WHAT IS EXPECTED
Copy all lines below containing "level".
--- begin EXTRACTED INFORMATION ---
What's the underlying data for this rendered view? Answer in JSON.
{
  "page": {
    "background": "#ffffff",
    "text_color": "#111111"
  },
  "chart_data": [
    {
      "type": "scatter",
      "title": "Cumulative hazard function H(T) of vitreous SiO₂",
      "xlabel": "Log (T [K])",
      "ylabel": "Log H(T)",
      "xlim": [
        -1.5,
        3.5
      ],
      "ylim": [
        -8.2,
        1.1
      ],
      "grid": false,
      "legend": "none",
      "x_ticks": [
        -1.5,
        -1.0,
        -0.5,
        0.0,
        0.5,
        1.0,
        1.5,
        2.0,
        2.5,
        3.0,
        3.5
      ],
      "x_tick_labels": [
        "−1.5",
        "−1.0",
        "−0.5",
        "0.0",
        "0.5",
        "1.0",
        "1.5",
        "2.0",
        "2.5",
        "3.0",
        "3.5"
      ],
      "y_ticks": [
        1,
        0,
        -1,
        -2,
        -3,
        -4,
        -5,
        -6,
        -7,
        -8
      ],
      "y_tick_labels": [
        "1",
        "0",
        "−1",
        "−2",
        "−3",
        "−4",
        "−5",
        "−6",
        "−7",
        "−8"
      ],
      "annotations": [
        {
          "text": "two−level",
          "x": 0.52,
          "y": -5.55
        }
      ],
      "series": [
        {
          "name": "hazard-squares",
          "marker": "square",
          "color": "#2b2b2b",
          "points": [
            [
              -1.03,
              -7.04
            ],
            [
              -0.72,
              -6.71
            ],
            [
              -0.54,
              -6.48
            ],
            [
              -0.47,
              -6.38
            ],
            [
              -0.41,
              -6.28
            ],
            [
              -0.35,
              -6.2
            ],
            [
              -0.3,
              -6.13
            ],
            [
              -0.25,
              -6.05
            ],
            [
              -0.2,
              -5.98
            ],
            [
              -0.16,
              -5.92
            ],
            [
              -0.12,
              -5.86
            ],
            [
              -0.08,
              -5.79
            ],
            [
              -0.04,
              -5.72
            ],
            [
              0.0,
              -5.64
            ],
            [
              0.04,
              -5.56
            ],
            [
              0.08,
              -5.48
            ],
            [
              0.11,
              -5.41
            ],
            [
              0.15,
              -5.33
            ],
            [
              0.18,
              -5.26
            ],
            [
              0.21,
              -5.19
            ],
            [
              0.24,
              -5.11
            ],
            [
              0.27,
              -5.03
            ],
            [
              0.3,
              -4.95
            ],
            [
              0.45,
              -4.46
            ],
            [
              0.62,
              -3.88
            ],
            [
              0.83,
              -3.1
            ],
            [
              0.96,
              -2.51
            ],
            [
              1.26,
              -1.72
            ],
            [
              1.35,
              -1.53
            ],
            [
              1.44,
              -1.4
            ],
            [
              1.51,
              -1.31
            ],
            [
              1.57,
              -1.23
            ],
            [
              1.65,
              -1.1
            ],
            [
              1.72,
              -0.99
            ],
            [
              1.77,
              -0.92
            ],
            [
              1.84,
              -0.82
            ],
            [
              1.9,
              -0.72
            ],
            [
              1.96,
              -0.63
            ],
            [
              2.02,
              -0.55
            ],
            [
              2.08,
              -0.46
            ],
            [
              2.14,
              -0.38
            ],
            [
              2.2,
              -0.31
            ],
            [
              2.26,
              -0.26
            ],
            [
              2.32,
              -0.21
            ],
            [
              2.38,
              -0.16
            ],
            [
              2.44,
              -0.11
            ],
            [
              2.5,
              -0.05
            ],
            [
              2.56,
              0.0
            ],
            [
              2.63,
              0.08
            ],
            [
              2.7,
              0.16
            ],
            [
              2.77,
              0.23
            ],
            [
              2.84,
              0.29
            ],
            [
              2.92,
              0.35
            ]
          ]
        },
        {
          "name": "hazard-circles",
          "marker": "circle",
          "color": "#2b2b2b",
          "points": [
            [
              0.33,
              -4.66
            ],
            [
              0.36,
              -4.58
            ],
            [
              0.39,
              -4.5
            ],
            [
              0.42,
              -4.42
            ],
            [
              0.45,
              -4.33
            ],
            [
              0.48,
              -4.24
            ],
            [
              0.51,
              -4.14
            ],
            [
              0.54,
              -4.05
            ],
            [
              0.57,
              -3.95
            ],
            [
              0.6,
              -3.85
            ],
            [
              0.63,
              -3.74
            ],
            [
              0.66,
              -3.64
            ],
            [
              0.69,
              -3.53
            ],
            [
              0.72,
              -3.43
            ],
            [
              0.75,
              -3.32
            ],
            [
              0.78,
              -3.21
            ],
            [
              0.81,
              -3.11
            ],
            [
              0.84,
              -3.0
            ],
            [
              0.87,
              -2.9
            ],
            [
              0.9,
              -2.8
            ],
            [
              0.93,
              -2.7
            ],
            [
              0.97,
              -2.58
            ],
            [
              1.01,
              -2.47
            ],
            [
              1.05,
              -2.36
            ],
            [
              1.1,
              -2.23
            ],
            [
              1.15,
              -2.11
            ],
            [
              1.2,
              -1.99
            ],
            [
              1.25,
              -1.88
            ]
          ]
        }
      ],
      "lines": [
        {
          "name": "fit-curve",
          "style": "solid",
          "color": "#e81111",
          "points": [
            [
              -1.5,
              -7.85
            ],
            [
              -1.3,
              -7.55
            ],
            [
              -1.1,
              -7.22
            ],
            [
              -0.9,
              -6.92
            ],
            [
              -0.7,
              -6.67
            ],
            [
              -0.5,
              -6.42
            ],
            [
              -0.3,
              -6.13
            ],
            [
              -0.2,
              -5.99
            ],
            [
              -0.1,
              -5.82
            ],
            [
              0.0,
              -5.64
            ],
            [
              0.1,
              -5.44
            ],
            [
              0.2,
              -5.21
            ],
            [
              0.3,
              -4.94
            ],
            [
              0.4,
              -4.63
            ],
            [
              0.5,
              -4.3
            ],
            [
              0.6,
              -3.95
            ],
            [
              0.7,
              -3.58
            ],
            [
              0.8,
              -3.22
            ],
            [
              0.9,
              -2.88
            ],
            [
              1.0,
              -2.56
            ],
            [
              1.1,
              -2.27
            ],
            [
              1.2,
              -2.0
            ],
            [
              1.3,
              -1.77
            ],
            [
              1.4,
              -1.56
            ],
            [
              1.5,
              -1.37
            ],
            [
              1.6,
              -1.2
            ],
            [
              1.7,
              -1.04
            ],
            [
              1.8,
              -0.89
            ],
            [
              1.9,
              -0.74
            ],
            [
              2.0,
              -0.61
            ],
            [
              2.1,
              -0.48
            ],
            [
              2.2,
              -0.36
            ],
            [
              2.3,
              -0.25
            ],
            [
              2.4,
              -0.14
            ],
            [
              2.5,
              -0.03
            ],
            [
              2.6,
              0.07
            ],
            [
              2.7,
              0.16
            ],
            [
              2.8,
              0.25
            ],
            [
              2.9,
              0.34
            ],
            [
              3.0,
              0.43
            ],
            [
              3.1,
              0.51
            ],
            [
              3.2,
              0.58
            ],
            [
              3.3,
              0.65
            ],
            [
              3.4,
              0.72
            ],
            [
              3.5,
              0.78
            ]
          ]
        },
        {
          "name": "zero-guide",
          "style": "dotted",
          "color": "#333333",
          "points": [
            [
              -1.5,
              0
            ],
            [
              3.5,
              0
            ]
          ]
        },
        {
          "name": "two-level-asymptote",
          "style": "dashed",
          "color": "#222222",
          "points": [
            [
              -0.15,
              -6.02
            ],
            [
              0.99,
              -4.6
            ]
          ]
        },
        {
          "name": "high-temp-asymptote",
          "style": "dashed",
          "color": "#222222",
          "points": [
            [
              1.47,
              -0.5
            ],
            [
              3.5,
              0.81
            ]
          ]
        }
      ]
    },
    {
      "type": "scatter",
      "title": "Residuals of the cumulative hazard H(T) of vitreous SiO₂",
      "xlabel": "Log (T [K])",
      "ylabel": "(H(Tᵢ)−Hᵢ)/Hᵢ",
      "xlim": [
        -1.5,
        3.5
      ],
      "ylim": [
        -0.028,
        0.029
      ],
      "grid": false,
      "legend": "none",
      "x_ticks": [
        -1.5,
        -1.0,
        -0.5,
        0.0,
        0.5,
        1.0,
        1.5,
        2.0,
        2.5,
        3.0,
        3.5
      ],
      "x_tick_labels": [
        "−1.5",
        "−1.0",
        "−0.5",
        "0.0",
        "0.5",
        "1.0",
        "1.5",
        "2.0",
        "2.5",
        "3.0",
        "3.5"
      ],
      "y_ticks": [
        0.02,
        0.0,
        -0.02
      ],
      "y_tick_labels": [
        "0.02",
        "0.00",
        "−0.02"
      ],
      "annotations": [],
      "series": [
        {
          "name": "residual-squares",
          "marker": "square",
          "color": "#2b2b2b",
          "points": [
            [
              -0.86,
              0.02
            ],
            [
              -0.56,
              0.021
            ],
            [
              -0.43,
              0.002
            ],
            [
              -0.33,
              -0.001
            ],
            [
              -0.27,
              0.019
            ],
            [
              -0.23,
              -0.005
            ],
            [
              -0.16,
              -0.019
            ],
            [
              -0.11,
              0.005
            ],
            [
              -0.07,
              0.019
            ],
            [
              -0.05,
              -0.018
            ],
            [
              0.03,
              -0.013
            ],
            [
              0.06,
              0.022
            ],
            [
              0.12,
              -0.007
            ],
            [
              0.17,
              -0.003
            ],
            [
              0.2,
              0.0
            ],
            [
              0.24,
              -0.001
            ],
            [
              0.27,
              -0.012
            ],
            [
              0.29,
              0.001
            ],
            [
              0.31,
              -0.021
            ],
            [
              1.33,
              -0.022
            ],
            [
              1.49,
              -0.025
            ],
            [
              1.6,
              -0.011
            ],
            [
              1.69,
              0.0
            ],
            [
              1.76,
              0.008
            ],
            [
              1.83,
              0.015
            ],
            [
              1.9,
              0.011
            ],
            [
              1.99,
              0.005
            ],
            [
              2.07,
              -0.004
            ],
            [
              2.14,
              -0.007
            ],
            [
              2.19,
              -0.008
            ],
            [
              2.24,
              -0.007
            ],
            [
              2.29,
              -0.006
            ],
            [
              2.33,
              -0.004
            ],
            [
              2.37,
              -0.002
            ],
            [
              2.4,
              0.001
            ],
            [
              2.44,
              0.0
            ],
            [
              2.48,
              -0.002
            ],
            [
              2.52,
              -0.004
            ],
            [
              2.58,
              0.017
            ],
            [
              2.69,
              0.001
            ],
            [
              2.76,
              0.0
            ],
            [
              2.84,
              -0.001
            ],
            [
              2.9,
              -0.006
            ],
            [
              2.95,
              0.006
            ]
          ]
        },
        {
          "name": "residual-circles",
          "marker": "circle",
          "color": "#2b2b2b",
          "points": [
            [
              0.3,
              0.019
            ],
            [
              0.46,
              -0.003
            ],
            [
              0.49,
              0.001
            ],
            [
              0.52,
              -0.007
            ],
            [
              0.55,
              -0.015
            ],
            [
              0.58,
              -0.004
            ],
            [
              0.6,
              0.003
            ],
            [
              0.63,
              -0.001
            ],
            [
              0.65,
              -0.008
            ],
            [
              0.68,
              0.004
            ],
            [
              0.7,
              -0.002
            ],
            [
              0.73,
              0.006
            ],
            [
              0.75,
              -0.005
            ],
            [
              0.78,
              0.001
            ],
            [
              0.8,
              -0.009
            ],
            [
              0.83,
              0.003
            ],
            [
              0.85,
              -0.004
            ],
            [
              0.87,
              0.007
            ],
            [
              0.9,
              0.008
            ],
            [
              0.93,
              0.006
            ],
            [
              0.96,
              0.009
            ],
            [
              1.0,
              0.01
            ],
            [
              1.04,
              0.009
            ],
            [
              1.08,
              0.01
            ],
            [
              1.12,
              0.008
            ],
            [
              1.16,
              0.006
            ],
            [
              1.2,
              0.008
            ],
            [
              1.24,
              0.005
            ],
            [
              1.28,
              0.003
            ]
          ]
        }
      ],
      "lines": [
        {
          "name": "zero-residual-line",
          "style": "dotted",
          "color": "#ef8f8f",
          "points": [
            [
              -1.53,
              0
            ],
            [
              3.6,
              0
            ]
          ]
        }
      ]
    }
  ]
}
--- end EXTRACTED INFORMATION ---
OUTPUT BELOW
          "text": "two−level",
          "name": "two-level-asymptote",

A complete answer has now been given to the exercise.